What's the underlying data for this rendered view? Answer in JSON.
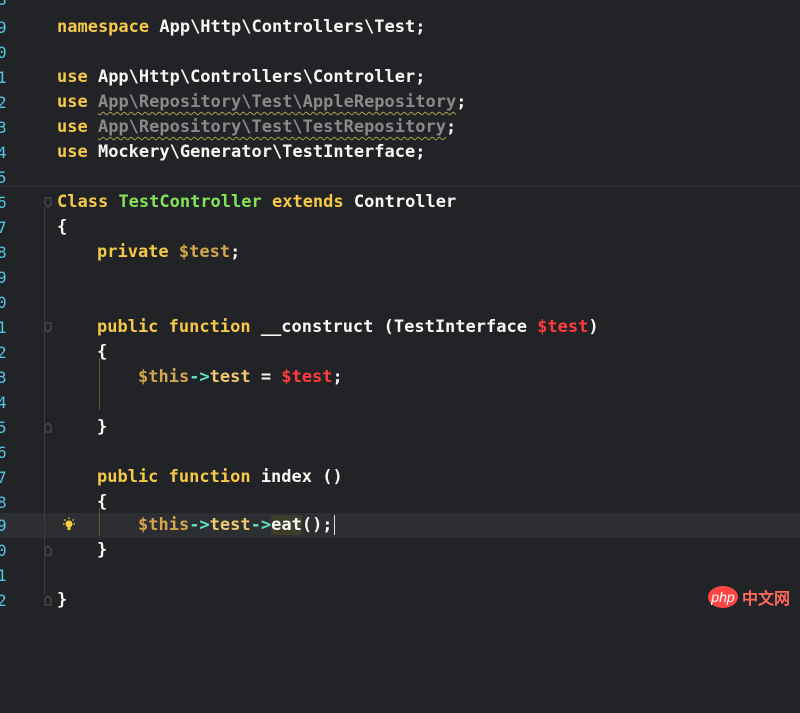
{
  "line_numbers": [
    "9",
    "0",
    "",
    "1",
    "2",
    "3",
    "4",
    "5",
    "6",
    "7",
    "8",
    "9",
    "0",
    "1",
    "2",
    "3",
    "4",
    "5",
    "6",
    "7",
    "8",
    "9",
    "0",
    "1",
    "2"
  ],
  "first_number": "8",
  "code": {
    "l9": {
      "kw": "namespace",
      "rest": " App\\Http\\Controllers\\Test;"
    },
    "l11": {
      "kw": "use",
      "rest": " App\\Http\\Controllers\\Controller;"
    },
    "l12": {
      "kw": "use",
      "ns": "App\\Repository\\Test\\AppleRepository",
      "end": ";"
    },
    "l13": {
      "kw": "use",
      "ns": "App\\Repository\\Test\\TestRepository",
      "end": ";"
    },
    "l14": {
      "kw": "use",
      "rest": " Mockery\\Generator\\TestInterface;"
    },
    "l16": {
      "kw1": "Class",
      "cls": "TestController",
      "kw2": "extends",
      "parent": "Controller"
    },
    "l17": {
      "text": "{"
    },
    "l18": {
      "kw": "private",
      "var": "$test",
      "end": ";"
    },
    "l21": {
      "kw1": "public",
      "kw2": "function",
      "name": "__construct",
      "open": " (TestInterface ",
      "var": "$test",
      "close": ")"
    },
    "l22": {
      "text": "{"
    },
    "l23": {
      "this": "$this",
      "arrow": "->",
      "prop": "test",
      "eq": " = ",
      "var": "$test",
      "end": ";"
    },
    "l25": {
      "text": "}"
    },
    "l27": {
      "kw1": "public",
      "kw2": "function",
      "name": "index",
      "parens": " ()"
    },
    "l28": {
      "text": "{"
    },
    "l29": {
      "this": "$this",
      "arrow1": "->",
      "prop": "test",
      "arrow2": "->",
      "method": "eat",
      "end": "();"
    },
    "l30": {
      "text": "}"
    },
    "l32": {
      "text": "}"
    }
  },
  "watermark": {
    "logo": "php",
    "text": "中文网"
  },
  "colors": {
    "background": "#222326",
    "keyword": "#f7c948",
    "class": "#84e35a",
    "variable_red": "#ff3b3b",
    "line_number": "#4ec8e6"
  }
}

Written problem:
Copy the material above exactly and drop the pictures.

Correct response:
What's the underlying data for this rendered view? Answer in JSON.
{
  "line_numbers": [
    "9",
    "0",
    "",
    "1",
    "2",
    "3",
    "4",
    "5",
    "6",
    "7",
    "8",
    "9",
    "0",
    "1",
    "2",
    "3",
    "4",
    "5",
    "6",
    "7",
    "8",
    "9",
    "0",
    "1",
    "2"
  ],
  "first_number": "8",
  "code": {
    "l9": {
      "kw": "namespace",
      "rest": " App\\Http\\Controllers\\Test;"
    },
    "l11": {
      "kw": "use",
      "rest": " App\\Http\\Controllers\\Controller;"
    },
    "l12": {
      "kw": "use",
      "ns": "App\\Repository\\Test\\AppleRepository",
      "end": ";"
    },
    "l13": {
      "kw": "use",
      "ns": "App\\Repository\\Test\\TestRepository",
      "end": ";"
    },
    "l14": {
      "kw": "use",
      "rest": " Mockery\\Generator\\TestInterface;"
    },
    "l16": {
      "kw1": "Class",
      "cls": "TestController",
      "kw2": "extends",
      "parent": "Controller"
    },
    "l17": {
      "text": "{"
    },
    "l18": {
      "kw": "private",
      "var": "$test",
      "end": ";"
    },
    "l21": {
      "kw1": "public",
      "kw2": "function",
      "name": "__construct",
      "open": " (TestInterface ",
      "var": "$test",
      "close": ")"
    },
    "l22": {
      "text": "{"
    },
    "l23": {
      "this": "$this",
      "arrow": "->",
      "prop": "test",
      "eq": " = ",
      "var": "$test",
      "end": ";"
    },
    "l25": {
      "text": "}"
    },
    "l27": {
      "kw1": "public",
      "kw2": "function",
      "name": "index",
      "parens": " ()"
    },
    "l28": {
      "text": "{"
    },
    "l29": {
      "this": "$this",
      "arrow1": "->",
      "prop": "test",
      "arrow2": "->",
      "method": "eat",
      "end": "();"
    },
    "l30": {
      "text": "}"
    },
    "l32": {
      "text": "}"
    }
  },
  "watermark": {
    "logo": "php",
    "text": "中文网"
  },
  "colors": {
    "background": "#222326",
    "keyword": "#f7c948",
    "class": "#84e35a",
    "variable_red": "#ff3b3b",
    "line_number": "#4ec8e6"
  }
}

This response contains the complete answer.